Instructions for the task: Could you render the entries as a JSON list of strings, one per line with blank lines omitted, from the first line of the entries up to and including the line that contains "legend-label: убийство <box>761"?

Recorded information:
▬▬▬▬▬▬▬▬▬▬

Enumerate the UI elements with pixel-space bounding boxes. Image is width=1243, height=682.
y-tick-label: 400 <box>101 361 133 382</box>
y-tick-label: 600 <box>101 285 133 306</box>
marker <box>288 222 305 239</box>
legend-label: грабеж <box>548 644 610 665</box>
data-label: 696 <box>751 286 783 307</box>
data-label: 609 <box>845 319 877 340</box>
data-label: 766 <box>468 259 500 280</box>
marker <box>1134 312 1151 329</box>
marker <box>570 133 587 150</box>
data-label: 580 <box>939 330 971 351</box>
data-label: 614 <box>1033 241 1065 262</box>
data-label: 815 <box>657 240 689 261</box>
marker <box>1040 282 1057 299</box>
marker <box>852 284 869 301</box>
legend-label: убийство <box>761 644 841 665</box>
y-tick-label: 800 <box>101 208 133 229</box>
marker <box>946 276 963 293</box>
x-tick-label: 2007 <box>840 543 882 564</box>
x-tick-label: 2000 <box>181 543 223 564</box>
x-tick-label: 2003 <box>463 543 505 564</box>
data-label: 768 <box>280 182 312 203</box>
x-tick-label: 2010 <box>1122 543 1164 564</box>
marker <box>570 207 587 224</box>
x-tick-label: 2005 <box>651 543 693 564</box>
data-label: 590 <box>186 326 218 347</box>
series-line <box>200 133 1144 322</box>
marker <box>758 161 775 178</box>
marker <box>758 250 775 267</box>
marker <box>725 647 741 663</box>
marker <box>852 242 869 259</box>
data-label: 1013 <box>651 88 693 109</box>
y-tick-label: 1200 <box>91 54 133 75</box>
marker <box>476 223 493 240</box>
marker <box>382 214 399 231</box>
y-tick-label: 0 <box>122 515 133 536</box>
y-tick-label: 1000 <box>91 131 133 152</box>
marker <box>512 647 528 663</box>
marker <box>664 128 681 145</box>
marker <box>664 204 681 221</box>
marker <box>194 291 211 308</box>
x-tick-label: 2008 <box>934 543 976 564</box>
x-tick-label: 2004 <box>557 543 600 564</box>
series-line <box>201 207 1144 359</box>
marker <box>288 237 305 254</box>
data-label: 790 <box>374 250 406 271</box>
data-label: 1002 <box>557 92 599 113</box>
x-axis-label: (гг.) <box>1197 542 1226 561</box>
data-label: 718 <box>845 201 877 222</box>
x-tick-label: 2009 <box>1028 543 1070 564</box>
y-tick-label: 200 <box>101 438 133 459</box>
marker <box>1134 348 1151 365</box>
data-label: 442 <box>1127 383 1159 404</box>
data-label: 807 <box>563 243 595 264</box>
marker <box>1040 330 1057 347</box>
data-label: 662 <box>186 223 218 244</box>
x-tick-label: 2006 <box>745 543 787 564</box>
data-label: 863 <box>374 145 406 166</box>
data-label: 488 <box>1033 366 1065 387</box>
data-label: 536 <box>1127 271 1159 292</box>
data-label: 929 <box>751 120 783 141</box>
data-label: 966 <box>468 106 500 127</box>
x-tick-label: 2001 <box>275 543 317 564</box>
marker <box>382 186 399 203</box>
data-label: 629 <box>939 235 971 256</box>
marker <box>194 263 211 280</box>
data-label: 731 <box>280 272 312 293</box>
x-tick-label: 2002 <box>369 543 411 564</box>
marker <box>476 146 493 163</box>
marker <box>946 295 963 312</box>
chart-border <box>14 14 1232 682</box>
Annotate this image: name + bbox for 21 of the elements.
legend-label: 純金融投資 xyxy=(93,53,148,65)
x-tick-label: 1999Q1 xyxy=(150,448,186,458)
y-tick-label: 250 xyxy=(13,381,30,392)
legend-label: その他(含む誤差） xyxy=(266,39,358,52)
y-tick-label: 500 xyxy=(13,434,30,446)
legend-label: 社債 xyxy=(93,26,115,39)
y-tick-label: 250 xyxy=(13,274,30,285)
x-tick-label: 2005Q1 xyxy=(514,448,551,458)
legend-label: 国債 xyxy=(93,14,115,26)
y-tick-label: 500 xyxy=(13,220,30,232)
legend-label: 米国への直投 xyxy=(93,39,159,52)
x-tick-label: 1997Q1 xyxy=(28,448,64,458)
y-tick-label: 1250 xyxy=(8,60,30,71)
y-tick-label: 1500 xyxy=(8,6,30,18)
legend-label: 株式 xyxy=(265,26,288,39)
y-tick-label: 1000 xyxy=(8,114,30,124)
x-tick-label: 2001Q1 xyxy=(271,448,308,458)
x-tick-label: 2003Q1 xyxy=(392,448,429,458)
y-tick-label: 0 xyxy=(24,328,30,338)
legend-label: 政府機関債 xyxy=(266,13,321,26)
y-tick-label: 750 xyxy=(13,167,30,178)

▬▬▬▬▬▬▬▬▬▬

Answer to this task:
[
  "Enumerate the UI elements with pixel-space bounding boxes. Image is width=1243, height=682.",
  "y-tick-label: 400 <box>101 361 133 382</box>",
  "y-tick-label: 600 <box>101 285 133 306</box>",
  "marker <box>288 222 305 239</box>",
  "legend-label: грабеж <box>548 644 610 665</box>",
  "data-label: 696 <box>751 286 783 307</box>",
  "data-label: 609 <box>845 319 877 340</box>",
  "data-label: 766 <box>468 259 500 280</box>",
  "marker <box>1134 312 1151 329</box>",
  "marker <box>570 133 587 150</box>",
  "data-label: 580 <box>939 330 971 351</box>",
  "data-label: 614 <box>1033 241 1065 262</box>",
  "data-label: 815 <box>657 240 689 261</box>",
  "marker <box>1040 282 1057 299</box>",
  "marker <box>852 284 869 301</box>",
  "legend-label: убийство <box>761 644 841 665</box>"
]